SET PROBLEM:
Look through the data below and return each line where "Стил" appears.

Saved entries

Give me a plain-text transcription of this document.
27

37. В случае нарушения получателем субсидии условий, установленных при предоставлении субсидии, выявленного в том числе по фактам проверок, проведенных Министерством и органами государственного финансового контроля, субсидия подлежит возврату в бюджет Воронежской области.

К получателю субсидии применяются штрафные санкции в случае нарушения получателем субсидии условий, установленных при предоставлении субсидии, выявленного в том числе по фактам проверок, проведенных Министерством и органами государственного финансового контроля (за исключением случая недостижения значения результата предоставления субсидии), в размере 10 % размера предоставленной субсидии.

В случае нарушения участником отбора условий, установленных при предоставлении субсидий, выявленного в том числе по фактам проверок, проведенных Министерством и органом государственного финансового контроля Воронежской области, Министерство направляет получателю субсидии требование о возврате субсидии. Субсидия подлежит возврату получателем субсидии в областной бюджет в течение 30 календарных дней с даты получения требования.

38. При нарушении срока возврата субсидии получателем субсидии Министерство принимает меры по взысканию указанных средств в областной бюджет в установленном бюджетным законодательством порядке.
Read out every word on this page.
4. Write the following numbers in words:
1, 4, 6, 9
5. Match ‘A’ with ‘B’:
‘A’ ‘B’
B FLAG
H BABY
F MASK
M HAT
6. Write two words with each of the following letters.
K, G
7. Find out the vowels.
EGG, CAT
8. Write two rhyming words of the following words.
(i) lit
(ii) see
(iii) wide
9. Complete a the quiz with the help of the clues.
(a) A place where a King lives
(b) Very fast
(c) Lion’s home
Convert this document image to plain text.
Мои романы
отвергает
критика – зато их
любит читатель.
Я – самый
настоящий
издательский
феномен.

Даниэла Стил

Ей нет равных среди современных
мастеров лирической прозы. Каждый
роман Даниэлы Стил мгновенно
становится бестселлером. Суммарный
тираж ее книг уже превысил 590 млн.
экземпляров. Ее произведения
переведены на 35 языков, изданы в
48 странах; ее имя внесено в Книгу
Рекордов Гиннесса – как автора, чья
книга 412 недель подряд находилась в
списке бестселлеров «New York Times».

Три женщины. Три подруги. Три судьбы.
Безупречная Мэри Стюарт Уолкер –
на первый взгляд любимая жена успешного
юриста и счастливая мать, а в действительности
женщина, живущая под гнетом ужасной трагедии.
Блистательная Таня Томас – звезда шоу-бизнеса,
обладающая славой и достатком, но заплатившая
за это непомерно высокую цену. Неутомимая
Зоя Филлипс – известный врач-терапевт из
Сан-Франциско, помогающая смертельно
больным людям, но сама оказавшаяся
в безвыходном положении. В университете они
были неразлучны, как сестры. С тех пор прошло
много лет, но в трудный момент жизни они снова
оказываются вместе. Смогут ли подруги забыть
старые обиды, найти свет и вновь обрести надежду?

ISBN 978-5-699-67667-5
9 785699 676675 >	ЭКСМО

RESPONSE TO THE TASK:
Даниэла Стил
роман Даниэлы Стил мгновенно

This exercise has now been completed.